Exercise description – What follows is a listing; restate every line of it word for word.
[start Material for this exercise]
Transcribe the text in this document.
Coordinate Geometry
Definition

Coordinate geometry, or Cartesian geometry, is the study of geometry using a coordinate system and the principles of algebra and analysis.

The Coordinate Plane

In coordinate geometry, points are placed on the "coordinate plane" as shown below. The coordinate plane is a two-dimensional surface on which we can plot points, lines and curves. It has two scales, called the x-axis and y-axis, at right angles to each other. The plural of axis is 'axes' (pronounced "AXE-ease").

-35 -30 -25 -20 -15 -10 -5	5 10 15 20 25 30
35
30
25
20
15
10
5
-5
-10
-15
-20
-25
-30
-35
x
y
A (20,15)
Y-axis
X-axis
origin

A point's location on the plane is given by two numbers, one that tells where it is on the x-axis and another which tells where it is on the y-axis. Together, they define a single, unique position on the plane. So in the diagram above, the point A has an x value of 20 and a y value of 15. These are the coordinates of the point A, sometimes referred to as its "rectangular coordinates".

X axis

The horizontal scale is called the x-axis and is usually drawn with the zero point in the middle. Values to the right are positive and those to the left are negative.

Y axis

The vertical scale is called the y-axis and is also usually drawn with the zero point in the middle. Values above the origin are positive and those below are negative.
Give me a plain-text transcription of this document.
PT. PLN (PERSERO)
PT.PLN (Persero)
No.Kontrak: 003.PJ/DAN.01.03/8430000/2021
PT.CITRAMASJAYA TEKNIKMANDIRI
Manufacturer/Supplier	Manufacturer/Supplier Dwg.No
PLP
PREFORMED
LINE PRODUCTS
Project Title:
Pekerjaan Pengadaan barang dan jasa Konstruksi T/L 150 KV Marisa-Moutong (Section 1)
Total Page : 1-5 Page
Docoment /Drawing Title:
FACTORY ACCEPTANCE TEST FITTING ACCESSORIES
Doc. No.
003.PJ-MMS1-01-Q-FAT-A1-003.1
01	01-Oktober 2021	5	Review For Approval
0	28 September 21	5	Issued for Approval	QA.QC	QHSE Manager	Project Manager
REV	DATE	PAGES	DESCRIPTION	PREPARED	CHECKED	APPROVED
[end Material for this exercise]
Finished task –
Transcribe the text in this document.
Coordinate Geometry
Definition

Coordinate geometry, or Cartesian geometry, is the study of geometry using a coordinate system and the principles of algebra and analysis.

The Coordinate Plane

In coordinate geometry, points are placed on the "coordinate plane" as shown below. The coordinate plane is a two-dimensional surface on which we can plot points, lines and curves. It has two scales, called the x-axis and y-axis, at right angles to each other. The plural of axis is 'axes' (pronounced "AXE-ease").

-35 -30 -25 -20 -15 -10 -5	5 10 15 20 25 30
35
30
25
20
15
10
5
-5
-10
-15
-20
-25
-30
-35
x
y
A (20,15)
Y-axis
X-axis
origin

A point's location on the plane is given by two numbers, one that tells where it is on the x-axis and another which tells where it is on the y-axis. Together, they define a single, unique position on the plane. So in the diagram above, the point A has an x value of 20 and a y value of 15. These are the coordinates of the point A, sometimes referred to as its "rectangular coordinates".

X axis

The horizontal scale is called the x-axis and is usually drawn with the zero point in the middle. Values to the right are positive and those to the left are negative.

Y axis

The vertical scale is called the y-axis and is also usually drawn with the zero point in the middle. Values above the origin are positive and those below are negative.
Give me a plain-text transcription of this document.
PT. PLN (PERSERO)
PT.PLN (Persero)
No.Kontrak: 003.PJ/DAN.01.03/8430000/2021
PT.CITRAMASJAYA TEKNIKMANDIRI
Manufacturer/Supplier	Manufacturer/Supplier Dwg.No
PLP
PREFORMED
LINE PRODUCTS
Project Title:
Pekerjaan Pengadaan barang dan jasa Konstruksi T/L 150 KV Marisa-Moutong (Section 1)
Total Page : 1-5 Page
Docoment /Drawing Title:
FACTORY ACCEPTANCE TEST FITTING ACCESSORIES
Doc. No.
003.PJ-MMS1-01-Q-FAT-A1-003.1
01	01-Oktober 2021	5	Review For Approval
0	28 September 21	5	Issued for Approval	QA.QC	QHSE Manager	Project Manager
REV	DATE	PAGES	DESCRIPTION	PREPARED	CHECKED	APPROVED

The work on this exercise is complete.